● **What to do**
Word for word, give the material below again, minus any images.

● **Records shown**
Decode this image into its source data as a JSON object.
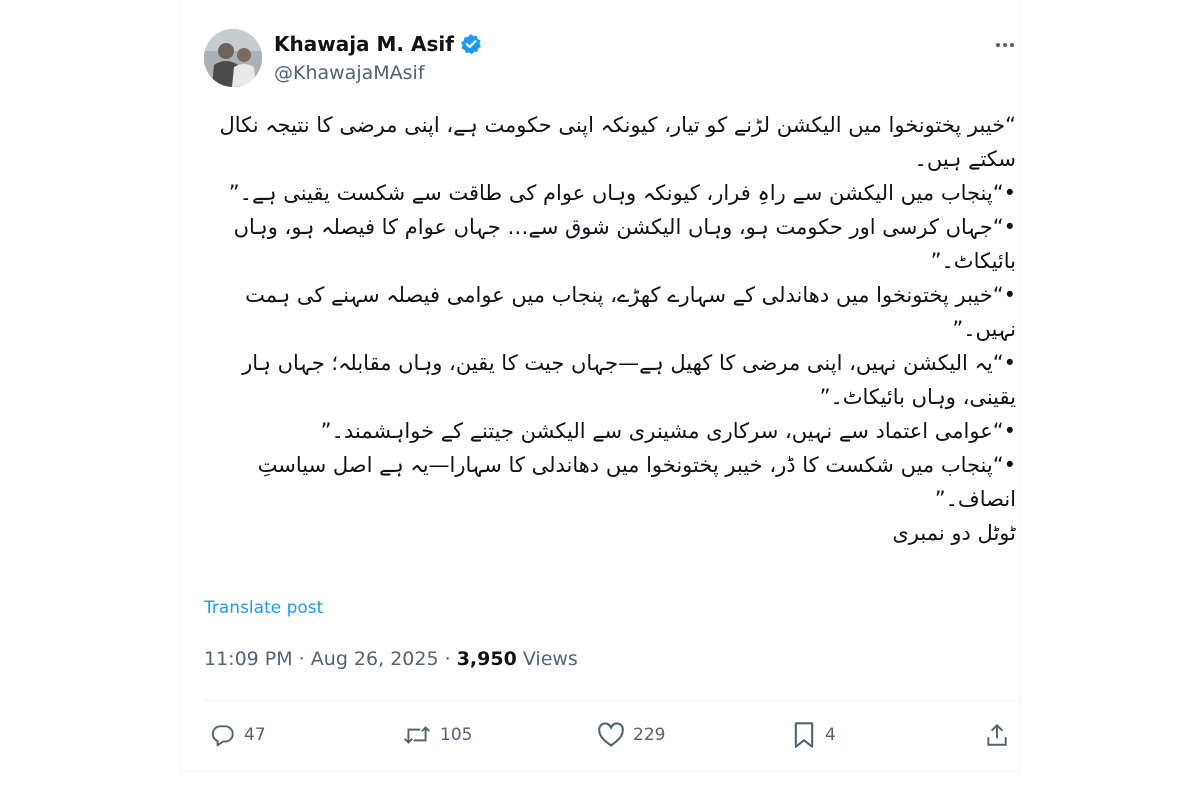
{
  "author": {
    "name": "Khawaja M. Asif",
    "handle": "@KhawajaMAsif",
    "verified": true,
    "verified_color": "#1d9bf0"
  },
  "tweet": {
    "lines": [
      "“خیبر پختونخوا میں الیکشن لڑنے کو تیار، کیونکہ اپنی حکومت ہے، اپنی مرضی کا نتیجہ نکال سکتے ہیں۔",
      "•“پنجاب میں الیکشن سے راہِ فرار، کیونکہ وہاں عوام کی طاقت سے شکست یقینی ہے۔”",
      "•“جہاں کرسی اور حکومت ہو، وہاں الیکشن شوق سے… جہاں عوام کا فیصلہ ہو، وہاں بائیکاٹ۔”",
      "•“خیبر پختونخوا میں دھاندلی کے سہارے کھڑے، پنجاب میں عوامی فیصلہ سہنے کی ہمت نہیں۔”",
      "•“یہ الیکشن نہیں، اپنی مرضی کا کھیل ہے—جہاں جیت کا یقین، وہاں مقابلہ؛ جہاں ہار یقینی، وہاں بائیکاٹ۔”",
      "•“عوامی اعتماد سے نہیں، سرکاری مشینری سے الیکشن جیتنے کے خواہشمند۔”",
      "•“پنجاب میں شکست کا ڈر، خیبر پختونخوا میں دھاندلی کا سہارا—یہ ہے اصل سیاستِ انصاف۔”",
      "ٹوٹل دو نمبری"
    ],
    "translate_label": "Translate post",
    "time": "11:09 PM",
    "date": "Aug 26, 2025",
    "views_count": "3,950",
    "views_label": "Views"
  },
  "actions": {
    "replies": "47",
    "reposts": "105",
    "likes": "229",
    "bookmarks": "4"
  },
  "icons": [
    "more-icon",
    "verified-badge-icon",
    "reply-icon",
    "repost-icon",
    "like-icon",
    "bookmark-icon",
    "share-icon"
  ],
  "colors": {
    "text": "#0f1419",
    "secondary": "#536471",
    "link": "#1d9bf0",
    "border": "#eff3f4"
  }
}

● **Answer to this problem**
Decode this image into its source data as a JSON object.
{
  "author": {
    "name": "Khawaja M. Asif",
    "handle": "@KhawajaMAsif",
    "verified": true,
    "verified_color": "#1d9bf0"
  },
  "tweet": {
    "lines": [
      "“خیبر پختونخوا میں الیکشن لڑنے کو تیار، کیونکہ اپنی حکومت ہے، اپنی مرضی کا نتیجہ نکال سکتے ہیں۔",
      "•“پنجاب میں الیکشن سے راہِ فرار، کیونکہ وہاں عوام کی طاقت سے شکست یقینی ہے۔”",
      "•“جہاں کرسی اور حکومت ہو، وہاں الیکشن شوق سے… جہاں عوام کا فیصلہ ہو، وہاں بائیکاٹ۔”",
      "•“خیبر پختونخوا میں دھاندلی کے سہارے کھڑے، پنجاب میں عوامی فیصلہ سہنے کی ہمت نہیں۔”",
      "•“یہ الیکشن نہیں، اپنی مرضی کا کھیل ہے—جہاں جیت کا یقین، وہاں مقابلہ؛ جہاں ہار یقینی، وہاں بائیکاٹ۔”",
      "•“عوامی اعتماد سے نہیں، سرکاری مشینری سے الیکشن جیتنے کے خواہشمند۔”",
      "•“پنجاب میں شکست کا ڈر، خیبر پختونخوا میں دھاندلی کا سہارا—یہ ہے اصل سیاستِ انصاف۔”",
      "ٹوٹل دو نمبری"
    ],
    "translate_label": "Translate post",
    "time": "11:09 PM",
    "date": "Aug 26, 2025",
    "views_count": "3,950",
    "views_label": "Views"
  },
  "actions": {
    "replies": "47",
    "reposts": "105",
    "likes": "229",
    "bookmarks": "4"
  },
  "icons": [
    "more-icon",
    "verified-badge-icon",
    "reply-icon",
    "repost-icon",
    "like-icon",
    "bookmark-icon",
    "share-icon"
  ],
  "colors": {
    "text": "#0f1419",
    "secondary": "#536471",
    "link": "#1d9bf0",
    "border": "#eff3f4"
  }
}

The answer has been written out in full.